> _Task_: From the listing below, pull out all lines with "problems" in them.

start

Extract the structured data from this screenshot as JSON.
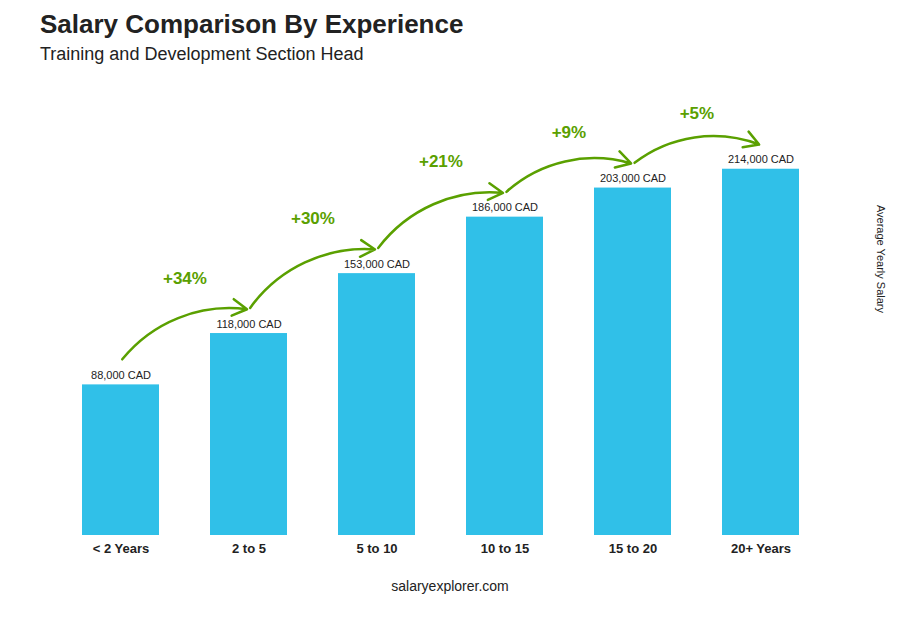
{
  "chart_data": {
    "type": "bar",
    "title": "Salary Comparison By Experience",
    "subtitle": "Training and Development Section Head",
    "categories": [
      "< 2 Years",
      "2 to 5",
      "5 to 10",
      "10 to 15",
      "15 to 20",
      "20+ Years"
    ],
    "values": [
      88000,
      118000,
      153000,
      186000,
      203000,
      214000
    ],
    "value_labels": [
      "88,000 CAD",
      "118,000 CAD",
      "153,000 CAD",
      "186,000 CAD",
      "203,000 CAD",
      "214,000 CAD"
    ],
    "data_labels": true,
    "annotations": [
      "+34%",
      "+30%",
      "+21%",
      "+9%",
      "+5%"
    ],
    "ylabel": "Average Yearly Salary",
    "footer": "salaryexplorer.com",
    "color": "#30c0e8",
    "ylim": [
      0,
      260000
    ],
    "grid": false,
    "tick_labels": "x"
  }
}
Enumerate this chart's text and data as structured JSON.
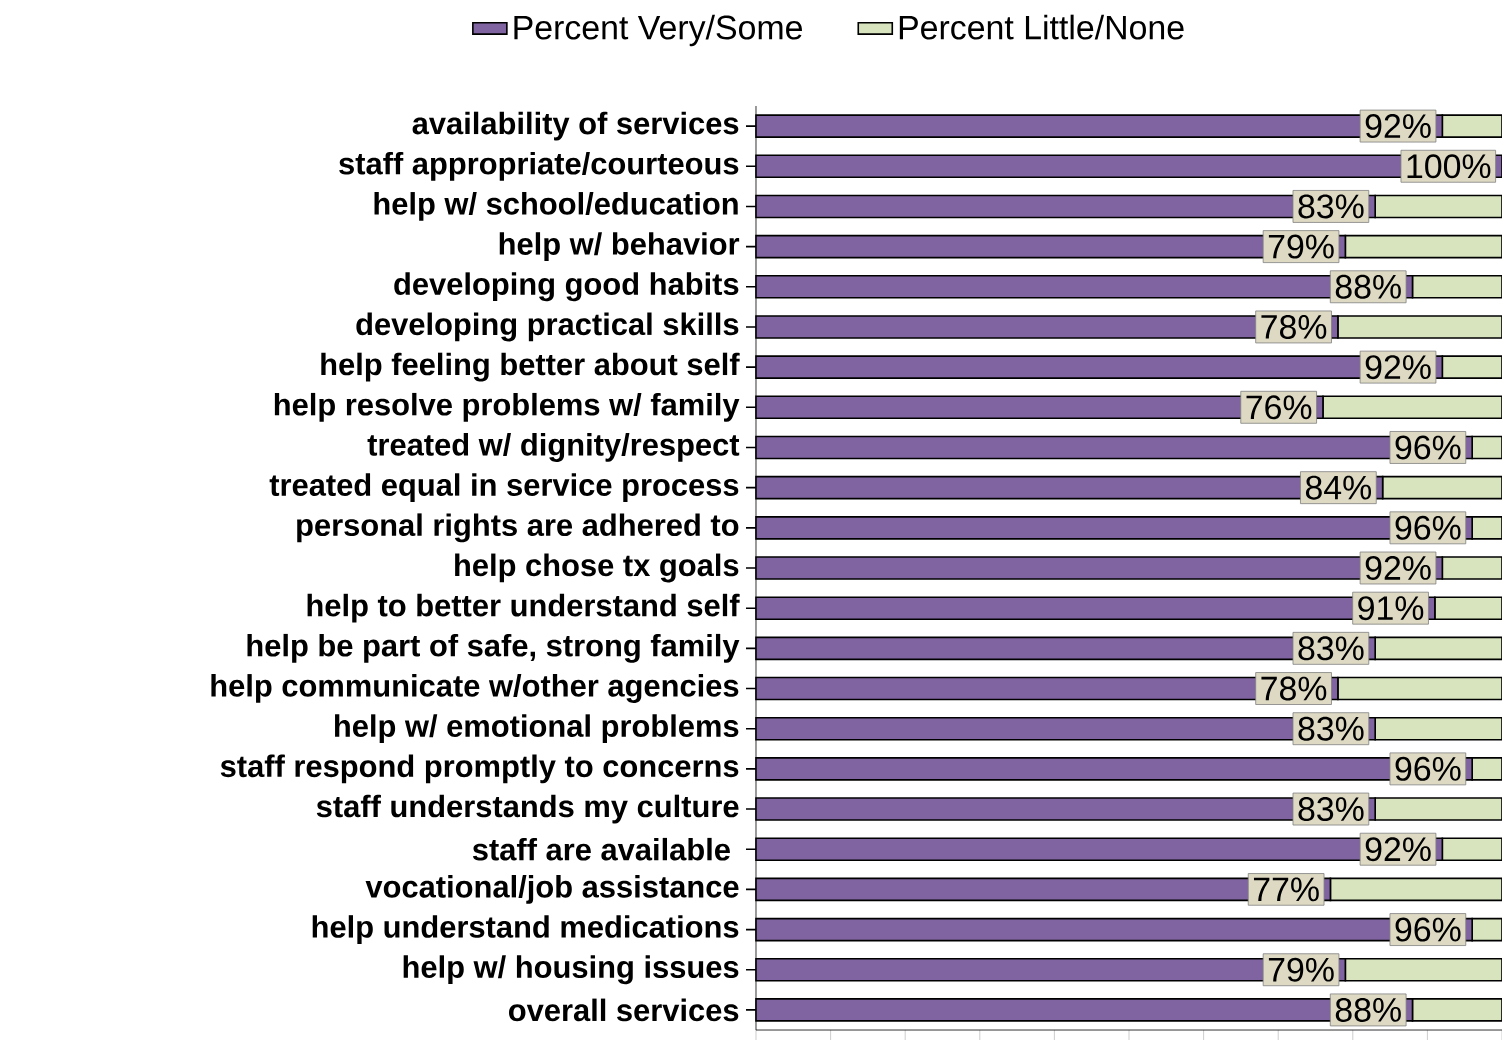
{
  "chart_data": {
    "type": "bar",
    "orientation": "horizontal",
    "stacked": true,
    "categories": [
      "availability of services",
      "staff appropriate/courteous",
      "help w/ school/education",
      "help w/ behavior",
      "developing good habits",
      "developing practical skills",
      "help feeling better about self",
      "help resolve problems w/ family",
      "treated w/ dignity/respect",
      "treated equal in service process",
      "personal rights are adhered to",
      "help chose tx goals",
      "help to better understand self",
      "help be part of safe, strong family",
      "help communicate w/other agencies",
      "help w/ emotional problems",
      "staff respond promptly to concerns",
      "staff understands my culture",
      "staff are available ",
      "vocational/job assistance",
      "help understand medications",
      "help w/ housing issues",
      "overall services"
    ],
    "series": [
      {
        "name": "Percent Very/Some",
        "color": "#8064a2",
        "values": [
          92,
          100,
          83,
          79,
          88,
          78,
          92,
          76,
          96,
          84,
          96,
          92,
          91,
          83,
          78,
          83,
          96,
          83,
          92,
          77,
          96,
          79,
          88
        ],
        "value_labels": [
          "92%",
          "100%",
          "83%",
          "79%",
          "88%",
          "78%",
          "92%",
          "76%",
          "96%",
          "84%",
          "96%",
          "92%",
          "91%",
          "83%",
          "78%",
          "83%",
          "96%",
          "83%",
          "92%",
          "77%",
          "96%",
          "79%",
          "88%"
        ]
      },
      {
        "name": "Percent Little/None",
        "color": "#d7e4bd",
        "values": [
          8,
          0,
          17,
          21,
          12,
          22,
          8,
          24,
          4,
          16,
          4,
          8,
          9,
          17,
          22,
          17,
          4,
          17,
          8,
          23,
          4,
          21,
          12
        ]
      }
    ],
    "legend": "top"
  }
}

end

> _Answer in full_:
      "help resolve problems w/ family",
      "help w/ emotional problems",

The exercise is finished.